• **What you need to do**
Reproduce the listing below verbatim.
╭─ Records supplied
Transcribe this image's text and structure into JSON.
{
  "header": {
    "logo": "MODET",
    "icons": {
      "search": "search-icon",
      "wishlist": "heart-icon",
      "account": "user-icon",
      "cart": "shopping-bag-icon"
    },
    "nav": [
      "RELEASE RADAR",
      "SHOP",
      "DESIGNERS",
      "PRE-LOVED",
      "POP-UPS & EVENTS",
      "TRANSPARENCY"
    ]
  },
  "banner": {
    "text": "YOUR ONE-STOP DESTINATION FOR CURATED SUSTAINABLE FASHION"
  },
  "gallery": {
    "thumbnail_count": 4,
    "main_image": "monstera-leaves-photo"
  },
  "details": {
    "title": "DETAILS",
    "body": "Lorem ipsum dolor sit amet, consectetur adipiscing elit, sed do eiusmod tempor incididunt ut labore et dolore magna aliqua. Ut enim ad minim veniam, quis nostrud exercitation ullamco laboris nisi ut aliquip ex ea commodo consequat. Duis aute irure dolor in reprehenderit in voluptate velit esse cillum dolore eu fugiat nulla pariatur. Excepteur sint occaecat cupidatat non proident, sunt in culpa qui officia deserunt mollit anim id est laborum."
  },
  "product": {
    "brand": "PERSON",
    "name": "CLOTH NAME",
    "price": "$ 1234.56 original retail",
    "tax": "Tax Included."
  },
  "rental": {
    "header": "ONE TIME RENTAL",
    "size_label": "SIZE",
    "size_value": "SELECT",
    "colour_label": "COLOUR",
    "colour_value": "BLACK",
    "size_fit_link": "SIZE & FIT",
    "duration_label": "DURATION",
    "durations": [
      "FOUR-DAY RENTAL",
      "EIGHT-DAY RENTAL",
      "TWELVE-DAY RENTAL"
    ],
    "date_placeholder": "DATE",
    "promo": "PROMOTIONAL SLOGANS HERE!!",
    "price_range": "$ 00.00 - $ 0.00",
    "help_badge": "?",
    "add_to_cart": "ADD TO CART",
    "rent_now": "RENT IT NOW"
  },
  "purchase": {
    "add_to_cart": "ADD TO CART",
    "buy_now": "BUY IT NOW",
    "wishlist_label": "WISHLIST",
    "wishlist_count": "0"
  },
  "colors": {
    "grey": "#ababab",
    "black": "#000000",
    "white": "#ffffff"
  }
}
╰─
• **Written answer**
Transcribe this image's text and structure into JSON.
{
  "header": {
    "logo": "MODET",
    "icons": {
      "search": "search-icon",
      "wishlist": "heart-icon",
      "account": "user-icon",
      "cart": "shopping-bag-icon"
    },
    "nav": [
      "RELEASE RADAR",
      "SHOP",
      "DESIGNERS",
      "PRE-LOVED",
      "POP-UPS & EVENTS",
      "TRANSPARENCY"
    ]
  },
  "banner": {
    "text": "YOUR ONE-STOP DESTINATION FOR CURATED SUSTAINABLE FASHION"
  },
  "gallery": {
    "thumbnail_count": 4,
    "main_image": "monstera-leaves-photo"
  },
  "details": {
    "title": "DETAILS",
    "body": "Lorem ipsum dolor sit amet, consectetur adipiscing elit, sed do eiusmod tempor incididunt ut labore et dolore magna aliqua. Ut enim ad minim veniam, quis nostrud exercitation ullamco laboris nisi ut aliquip ex ea commodo consequat. Duis aute irure dolor in reprehenderit in voluptate velit esse cillum dolore eu fugiat nulla pariatur. Excepteur sint occaecat cupidatat non proident, sunt in culpa qui officia deserunt mollit anim id est laborum."
  },
  "product": {
    "brand": "PERSON",
    "name": "CLOTH NAME",
    "price": "$ 1234.56 original retail",
    "tax": "Tax Included."
  },
  "rental": {
    "header": "ONE TIME RENTAL",
    "size_label": "SIZE",
    "size_value": "SELECT",
    "colour_label": "COLOUR",
    "colour_value": "BLACK",
    "size_fit_link": "SIZE & FIT",
    "duration_label": "DURATION",
    "durations": [
      "FOUR-DAY RENTAL",
      "EIGHT-DAY RENTAL",
      "TWELVE-DAY RENTAL"
    ],
    "date_placeholder": "DATE",
    "promo": "PROMOTIONAL SLOGANS HERE!!",
    "price_range": "$ 00.00 - $ 0.00",
    "help_badge": "?",
    "add_to_cart": "ADD TO CART",
    "rent_now": "RENT IT NOW"
  },
  "purchase": {
    "add_to_cart": "ADD TO CART",
    "buy_now": "BUY IT NOW",
    "wishlist_label": "WISHLIST",
    "wishlist_count": "0"
  },
  "colors": {
    "grey": "#ababab",
    "black": "#000000",
    "white": "#ffffff"
  }
}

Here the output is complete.